## Start SUPPLIED RECORDS
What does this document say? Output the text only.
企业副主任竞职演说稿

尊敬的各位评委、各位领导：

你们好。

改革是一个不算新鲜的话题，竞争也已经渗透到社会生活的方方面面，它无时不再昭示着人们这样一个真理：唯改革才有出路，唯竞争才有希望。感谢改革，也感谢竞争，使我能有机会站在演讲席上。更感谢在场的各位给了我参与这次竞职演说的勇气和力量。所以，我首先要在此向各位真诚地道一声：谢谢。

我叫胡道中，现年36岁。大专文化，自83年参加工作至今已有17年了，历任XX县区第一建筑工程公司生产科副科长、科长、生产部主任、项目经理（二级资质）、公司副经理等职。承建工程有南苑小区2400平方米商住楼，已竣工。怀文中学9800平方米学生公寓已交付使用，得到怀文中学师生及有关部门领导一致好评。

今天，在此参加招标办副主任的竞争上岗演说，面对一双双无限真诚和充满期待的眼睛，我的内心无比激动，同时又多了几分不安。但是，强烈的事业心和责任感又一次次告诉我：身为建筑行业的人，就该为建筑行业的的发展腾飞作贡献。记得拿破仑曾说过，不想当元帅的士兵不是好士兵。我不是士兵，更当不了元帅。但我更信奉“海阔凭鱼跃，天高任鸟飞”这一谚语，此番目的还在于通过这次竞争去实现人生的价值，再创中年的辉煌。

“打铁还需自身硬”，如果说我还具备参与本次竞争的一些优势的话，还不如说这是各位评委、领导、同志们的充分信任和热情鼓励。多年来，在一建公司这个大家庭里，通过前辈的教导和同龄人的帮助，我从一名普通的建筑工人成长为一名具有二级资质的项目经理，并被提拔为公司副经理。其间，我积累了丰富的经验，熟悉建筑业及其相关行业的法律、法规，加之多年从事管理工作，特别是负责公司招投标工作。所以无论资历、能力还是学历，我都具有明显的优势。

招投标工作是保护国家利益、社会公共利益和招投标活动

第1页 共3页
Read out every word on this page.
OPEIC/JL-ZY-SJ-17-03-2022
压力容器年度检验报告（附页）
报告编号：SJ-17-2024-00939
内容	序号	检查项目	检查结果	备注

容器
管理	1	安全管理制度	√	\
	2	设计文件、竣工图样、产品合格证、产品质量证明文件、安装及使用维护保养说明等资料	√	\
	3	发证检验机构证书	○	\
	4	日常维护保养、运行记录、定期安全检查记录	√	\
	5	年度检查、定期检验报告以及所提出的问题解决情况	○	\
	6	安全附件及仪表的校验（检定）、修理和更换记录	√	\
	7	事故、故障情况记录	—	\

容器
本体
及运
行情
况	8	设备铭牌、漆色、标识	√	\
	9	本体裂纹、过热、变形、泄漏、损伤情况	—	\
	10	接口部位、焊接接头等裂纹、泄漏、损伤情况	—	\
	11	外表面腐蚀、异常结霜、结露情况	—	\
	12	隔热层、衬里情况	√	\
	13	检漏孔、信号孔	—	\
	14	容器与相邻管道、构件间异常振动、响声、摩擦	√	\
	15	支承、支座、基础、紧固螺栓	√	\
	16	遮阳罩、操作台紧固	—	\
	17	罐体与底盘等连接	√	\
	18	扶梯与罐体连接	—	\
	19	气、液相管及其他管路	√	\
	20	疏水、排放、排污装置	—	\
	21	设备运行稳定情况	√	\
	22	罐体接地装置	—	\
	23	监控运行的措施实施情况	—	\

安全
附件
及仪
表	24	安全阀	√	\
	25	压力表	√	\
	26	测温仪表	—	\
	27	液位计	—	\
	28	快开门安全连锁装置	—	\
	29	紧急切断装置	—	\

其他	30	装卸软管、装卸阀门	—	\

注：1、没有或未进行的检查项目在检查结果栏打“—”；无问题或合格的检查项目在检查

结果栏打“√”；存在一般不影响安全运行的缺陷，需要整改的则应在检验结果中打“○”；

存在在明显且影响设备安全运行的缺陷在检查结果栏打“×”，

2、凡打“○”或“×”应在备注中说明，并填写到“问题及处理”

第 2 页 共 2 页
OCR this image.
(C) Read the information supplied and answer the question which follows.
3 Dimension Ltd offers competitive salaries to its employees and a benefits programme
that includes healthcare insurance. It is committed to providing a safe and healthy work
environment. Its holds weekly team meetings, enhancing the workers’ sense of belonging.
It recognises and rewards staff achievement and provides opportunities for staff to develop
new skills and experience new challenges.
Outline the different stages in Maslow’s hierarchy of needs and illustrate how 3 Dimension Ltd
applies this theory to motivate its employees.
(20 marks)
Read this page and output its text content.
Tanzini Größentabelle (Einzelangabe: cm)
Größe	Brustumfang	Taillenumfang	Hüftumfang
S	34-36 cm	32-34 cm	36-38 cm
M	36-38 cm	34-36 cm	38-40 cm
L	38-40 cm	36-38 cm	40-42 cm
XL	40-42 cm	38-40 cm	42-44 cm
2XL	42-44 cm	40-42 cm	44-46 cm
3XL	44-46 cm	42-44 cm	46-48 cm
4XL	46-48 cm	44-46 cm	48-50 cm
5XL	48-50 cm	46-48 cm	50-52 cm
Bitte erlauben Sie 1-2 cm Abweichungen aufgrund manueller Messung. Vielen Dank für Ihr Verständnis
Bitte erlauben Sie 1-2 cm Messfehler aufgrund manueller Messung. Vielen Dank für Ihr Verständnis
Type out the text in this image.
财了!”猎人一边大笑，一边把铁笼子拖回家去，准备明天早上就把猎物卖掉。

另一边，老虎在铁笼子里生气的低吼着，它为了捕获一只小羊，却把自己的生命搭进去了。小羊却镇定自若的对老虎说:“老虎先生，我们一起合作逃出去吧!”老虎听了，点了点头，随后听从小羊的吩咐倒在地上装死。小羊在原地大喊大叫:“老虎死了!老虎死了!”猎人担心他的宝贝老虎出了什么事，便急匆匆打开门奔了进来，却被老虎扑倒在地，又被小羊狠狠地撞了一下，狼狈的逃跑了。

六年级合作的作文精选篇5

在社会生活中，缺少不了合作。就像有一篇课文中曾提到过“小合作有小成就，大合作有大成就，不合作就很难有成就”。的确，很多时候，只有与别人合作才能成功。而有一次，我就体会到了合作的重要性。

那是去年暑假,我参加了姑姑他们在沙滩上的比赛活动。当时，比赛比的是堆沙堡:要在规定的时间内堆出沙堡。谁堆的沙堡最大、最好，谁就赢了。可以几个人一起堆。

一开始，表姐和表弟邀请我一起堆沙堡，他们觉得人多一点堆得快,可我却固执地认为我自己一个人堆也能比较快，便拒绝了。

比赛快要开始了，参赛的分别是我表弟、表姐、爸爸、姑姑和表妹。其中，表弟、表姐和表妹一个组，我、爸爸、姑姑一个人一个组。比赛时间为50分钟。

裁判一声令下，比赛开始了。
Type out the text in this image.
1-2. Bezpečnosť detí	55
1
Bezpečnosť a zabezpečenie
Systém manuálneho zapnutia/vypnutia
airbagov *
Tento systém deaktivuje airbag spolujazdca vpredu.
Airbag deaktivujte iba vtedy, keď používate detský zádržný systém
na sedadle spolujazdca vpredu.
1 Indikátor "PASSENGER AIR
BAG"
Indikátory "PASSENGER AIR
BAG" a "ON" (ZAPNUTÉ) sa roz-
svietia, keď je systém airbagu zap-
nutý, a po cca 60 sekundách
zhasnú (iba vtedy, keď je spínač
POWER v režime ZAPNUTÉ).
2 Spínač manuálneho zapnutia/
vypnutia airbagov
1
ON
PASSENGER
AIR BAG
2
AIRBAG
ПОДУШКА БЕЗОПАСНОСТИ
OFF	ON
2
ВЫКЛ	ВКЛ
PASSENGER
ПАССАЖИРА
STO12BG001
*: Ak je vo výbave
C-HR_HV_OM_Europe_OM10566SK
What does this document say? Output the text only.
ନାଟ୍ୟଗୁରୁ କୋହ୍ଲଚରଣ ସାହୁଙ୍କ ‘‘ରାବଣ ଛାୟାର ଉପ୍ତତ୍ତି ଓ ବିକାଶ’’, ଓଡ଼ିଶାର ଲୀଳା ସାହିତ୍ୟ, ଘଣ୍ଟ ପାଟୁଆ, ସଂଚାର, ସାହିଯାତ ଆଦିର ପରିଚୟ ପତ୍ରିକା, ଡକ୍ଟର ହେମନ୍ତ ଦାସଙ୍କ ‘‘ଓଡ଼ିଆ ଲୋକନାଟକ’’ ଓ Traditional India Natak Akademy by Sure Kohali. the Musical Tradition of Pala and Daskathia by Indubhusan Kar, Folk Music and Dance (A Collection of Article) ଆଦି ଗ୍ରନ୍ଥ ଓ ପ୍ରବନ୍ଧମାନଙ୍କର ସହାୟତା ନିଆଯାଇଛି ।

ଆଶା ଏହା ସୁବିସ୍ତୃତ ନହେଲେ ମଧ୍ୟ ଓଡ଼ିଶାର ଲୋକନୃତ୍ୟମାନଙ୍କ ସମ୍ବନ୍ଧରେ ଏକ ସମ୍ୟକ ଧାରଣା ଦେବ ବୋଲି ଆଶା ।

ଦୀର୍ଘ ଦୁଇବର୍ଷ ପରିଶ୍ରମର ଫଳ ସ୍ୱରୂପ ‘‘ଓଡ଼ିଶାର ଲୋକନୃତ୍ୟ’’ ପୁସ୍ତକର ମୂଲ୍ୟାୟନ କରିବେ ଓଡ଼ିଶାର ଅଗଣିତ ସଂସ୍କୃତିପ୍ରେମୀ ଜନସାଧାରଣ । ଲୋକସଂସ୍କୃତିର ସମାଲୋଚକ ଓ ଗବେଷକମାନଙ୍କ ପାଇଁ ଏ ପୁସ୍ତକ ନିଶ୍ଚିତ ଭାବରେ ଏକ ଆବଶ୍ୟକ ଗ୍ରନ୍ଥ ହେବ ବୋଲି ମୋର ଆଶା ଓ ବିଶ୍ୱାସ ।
## End SUPPLIED RECORDS
Take each line of the material that contains the word "this" and list it.

WRITTEN SOLUTION
What does this document say? Output the text only.
Read out every word on this page.
OCR this image.
applies this theory to motivate its employees.
Read this page and output its text content.
Type out the text in this image.
Type out the text in this image.
What does this document say? Output the text only.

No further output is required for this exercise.